Nothing may be dropped or altered: reproduce all the data.
BEGIN Data supplied
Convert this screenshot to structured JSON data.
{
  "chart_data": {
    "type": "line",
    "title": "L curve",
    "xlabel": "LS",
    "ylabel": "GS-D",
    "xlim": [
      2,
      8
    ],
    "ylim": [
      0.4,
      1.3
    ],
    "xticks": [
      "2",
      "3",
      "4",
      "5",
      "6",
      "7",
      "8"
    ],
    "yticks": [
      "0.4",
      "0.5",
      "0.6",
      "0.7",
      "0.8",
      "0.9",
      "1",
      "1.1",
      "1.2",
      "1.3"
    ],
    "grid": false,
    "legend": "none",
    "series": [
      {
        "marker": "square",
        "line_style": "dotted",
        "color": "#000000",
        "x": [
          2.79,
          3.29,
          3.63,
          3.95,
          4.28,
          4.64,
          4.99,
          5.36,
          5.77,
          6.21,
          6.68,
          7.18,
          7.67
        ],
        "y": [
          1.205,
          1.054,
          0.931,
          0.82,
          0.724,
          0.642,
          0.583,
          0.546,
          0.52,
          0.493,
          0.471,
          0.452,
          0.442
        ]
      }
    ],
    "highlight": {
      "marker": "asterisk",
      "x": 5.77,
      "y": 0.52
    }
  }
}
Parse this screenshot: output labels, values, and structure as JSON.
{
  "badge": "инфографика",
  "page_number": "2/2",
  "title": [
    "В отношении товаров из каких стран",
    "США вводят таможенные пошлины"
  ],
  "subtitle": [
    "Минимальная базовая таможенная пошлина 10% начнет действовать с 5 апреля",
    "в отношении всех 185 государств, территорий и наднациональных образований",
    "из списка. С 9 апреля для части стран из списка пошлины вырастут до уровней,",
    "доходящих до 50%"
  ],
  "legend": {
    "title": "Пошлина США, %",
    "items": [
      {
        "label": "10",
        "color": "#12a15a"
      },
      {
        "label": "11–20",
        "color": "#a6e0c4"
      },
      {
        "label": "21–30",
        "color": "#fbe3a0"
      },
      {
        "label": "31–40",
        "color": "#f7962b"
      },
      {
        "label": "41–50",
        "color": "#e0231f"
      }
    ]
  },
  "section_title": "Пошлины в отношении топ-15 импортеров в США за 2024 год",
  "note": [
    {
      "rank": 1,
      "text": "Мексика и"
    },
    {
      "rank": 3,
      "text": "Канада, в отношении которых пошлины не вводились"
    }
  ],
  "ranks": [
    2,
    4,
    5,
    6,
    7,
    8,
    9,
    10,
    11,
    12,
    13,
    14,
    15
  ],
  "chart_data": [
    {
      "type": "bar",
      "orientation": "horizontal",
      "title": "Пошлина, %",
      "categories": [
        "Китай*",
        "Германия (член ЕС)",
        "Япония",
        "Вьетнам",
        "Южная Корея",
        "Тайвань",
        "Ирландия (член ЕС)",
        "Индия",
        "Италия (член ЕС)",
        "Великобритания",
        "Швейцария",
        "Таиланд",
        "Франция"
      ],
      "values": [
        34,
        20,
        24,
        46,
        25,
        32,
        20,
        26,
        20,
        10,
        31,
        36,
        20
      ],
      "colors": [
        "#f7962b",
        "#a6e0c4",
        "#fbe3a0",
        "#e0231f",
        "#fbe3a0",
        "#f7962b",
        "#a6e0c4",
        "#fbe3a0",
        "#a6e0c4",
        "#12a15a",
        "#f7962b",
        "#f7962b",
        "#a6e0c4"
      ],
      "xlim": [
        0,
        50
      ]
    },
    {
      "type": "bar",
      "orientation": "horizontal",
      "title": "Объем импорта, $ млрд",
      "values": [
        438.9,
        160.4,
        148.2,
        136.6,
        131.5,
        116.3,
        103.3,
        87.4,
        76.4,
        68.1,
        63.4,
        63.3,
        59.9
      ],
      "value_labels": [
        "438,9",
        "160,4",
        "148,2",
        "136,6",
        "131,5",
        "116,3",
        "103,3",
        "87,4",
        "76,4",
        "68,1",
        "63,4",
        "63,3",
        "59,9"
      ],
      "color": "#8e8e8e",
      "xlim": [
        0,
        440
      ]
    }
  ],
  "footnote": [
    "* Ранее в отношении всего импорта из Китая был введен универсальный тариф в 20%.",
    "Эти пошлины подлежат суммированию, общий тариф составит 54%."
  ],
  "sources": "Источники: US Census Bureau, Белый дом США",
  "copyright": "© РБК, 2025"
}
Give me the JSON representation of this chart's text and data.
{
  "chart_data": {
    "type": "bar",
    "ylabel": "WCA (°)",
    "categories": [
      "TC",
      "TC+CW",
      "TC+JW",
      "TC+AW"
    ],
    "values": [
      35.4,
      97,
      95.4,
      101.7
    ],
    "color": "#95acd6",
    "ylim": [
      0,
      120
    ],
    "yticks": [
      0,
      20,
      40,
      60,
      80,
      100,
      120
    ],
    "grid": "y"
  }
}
END Data supplied
_Solution to the problem_
Convert this screenshot to structured JSON data.
{
  "chart_data": {
    "type": "line",
    "title": "L curve",
    "xlabel": "LS",
    "ylabel": "GS-D",
    "xlim": [
      2,
      8
    ],
    "ylim": [
      0.4,
      1.3
    ],
    "xticks": [
      "2",
      "3",
      "4",
      "5",
      "6",
      "7",
      "8"
    ],
    "yticks": [
      "0.4",
      "0.5",
      "0.6",
      "0.7",
      "0.8",
      "0.9",
      "1",
      "1.1",
      "1.2",
      "1.3"
    ],
    "grid": false,
    "legend": "none",
    "series": [
      {
        "marker": "square",
        "line_style": "dotted",
        "color": "#000000",
        "x": [
          2.79,
          3.29,
          3.63,
          3.95,
          4.28,
          4.64,
          4.99,
          5.36,
          5.77,
          6.21,
          6.68,
          7.18,
          7.67
        ],
        "y": [
          1.205,
          1.054,
          0.931,
          0.82,
          0.724,
          0.642,
          0.583,
          0.546,
          0.52,
          0.493,
          0.471,
          0.452,
          0.442
        ]
      }
    ],
    "highlight": {
      "marker": "asterisk",
      "x": 5.77,
      "y": 0.52
    }
  }
}
Parse this screenshot: output labels, values, and structure as JSON.
{
  "badge": "инфографика",
  "page_number": "2/2",
  "title": [
    "В отношении товаров из каких стран",
    "США вводят таможенные пошлины"
  ],
  "subtitle": [
    "Минимальная базовая таможенная пошлина 10% начнет действовать с 5 апреля",
    "в отношении всех 185 государств, территорий и наднациональных образований",
    "из списка. С 9 апреля для части стран из списка пошлины вырастут до уровней,",
    "доходящих до 50%"
  ],
  "legend": {
    "title": "Пошлина США, %",
    "items": [
      {
        "label": "10",
        "color": "#12a15a"
      },
      {
        "label": "11–20",
        "color": "#a6e0c4"
      },
      {
        "label": "21–30",
        "color": "#fbe3a0"
      },
      {
        "label": "31–40",
        "color": "#f7962b"
      },
      {
        "label": "41–50",
        "color": "#e0231f"
      }
    ]
  },
  "section_title": "Пошлины в отношении топ-15 импортеров в США за 2024 год",
  "note": [
    {
      "rank": 1,
      "text": "Мексика и"
    },
    {
      "rank": 3,
      "text": "Канада, в отношении которых пошлины не вводились"
    }
  ],
  "ranks": [
    2,
    4,
    5,
    6,
    7,
    8,
    9,
    10,
    11,
    12,
    13,
    14,
    15
  ],
  "chart_data": [
    {
      "type": "bar",
      "orientation": "horizontal",
      "title": "Пошлина, %",
      "categories": [
        "Китай*",
        "Германия (член ЕС)",
        "Япония",
        "Вьетнам",
        "Южная Корея",
        "Тайвань",
        "Ирландия (член ЕС)",
        "Индия",
        "Италия (член ЕС)",
        "Великобритания",
        "Швейцария",
        "Таиланд",
        "Франция"
      ],
      "values": [
        34,
        20,
        24,
        46,
        25,
        32,
        20,
        26,
        20,
        10,
        31,
        36,
        20
      ],
      "colors": [
        "#f7962b",
        "#a6e0c4",
        "#fbe3a0",
        "#e0231f",
        "#fbe3a0",
        "#f7962b",
        "#a6e0c4",
        "#fbe3a0",
        "#a6e0c4",
        "#12a15a",
        "#f7962b",
        "#f7962b",
        "#a6e0c4"
      ],
      "xlim": [
        0,
        50
      ]
    },
    {
      "type": "bar",
      "orientation": "horizontal",
      "title": "Объем импорта, $ млрд",
      "values": [
        438.9,
        160.4,
        148.2,
        136.6,
        131.5,
        116.3,
        103.3,
        87.4,
        76.4,
        68.1,
        63.4,
        63.3,
        59.9
      ],
      "value_labels": [
        "438,9",
        "160,4",
        "148,2",
        "136,6",
        "131,5",
        "116,3",
        "103,3",
        "87,4",
        "76,4",
        "68,1",
        "63,4",
        "63,3",
        "59,9"
      ],
      "color": "#8e8e8e",
      "xlim": [
        0,
        440
      ]
    }
  ],
  "footnote": [
    "* Ранее в отношении всего импорта из Китая был введен универсальный тариф в 20%.",
    "Эти пошлины подлежат суммированию, общий тариф составит 54%."
  ],
  "sources": "Источники: US Census Bureau, Белый дом США",
  "copyright": "© РБК, 2025"
}
Give me the JSON representation of this chart's text and data.
{
  "chart_data": {
    "type": "bar",
    "ylabel": "WCA (°)",
    "categories": [
      "TC",
      "TC+CW",
      "TC+JW",
      "TC+AW"
    ],
    "values": [
      35.4,
      97,
      95.4,
      101.7
    ],
    "color": "#95acd6",
    "ylim": [
      0,
      120
    ],
    "yticks": [
      0,
      20,
      40,
      60,
      80,
      100,
      120
    ],
    "grid": "y"
  }
}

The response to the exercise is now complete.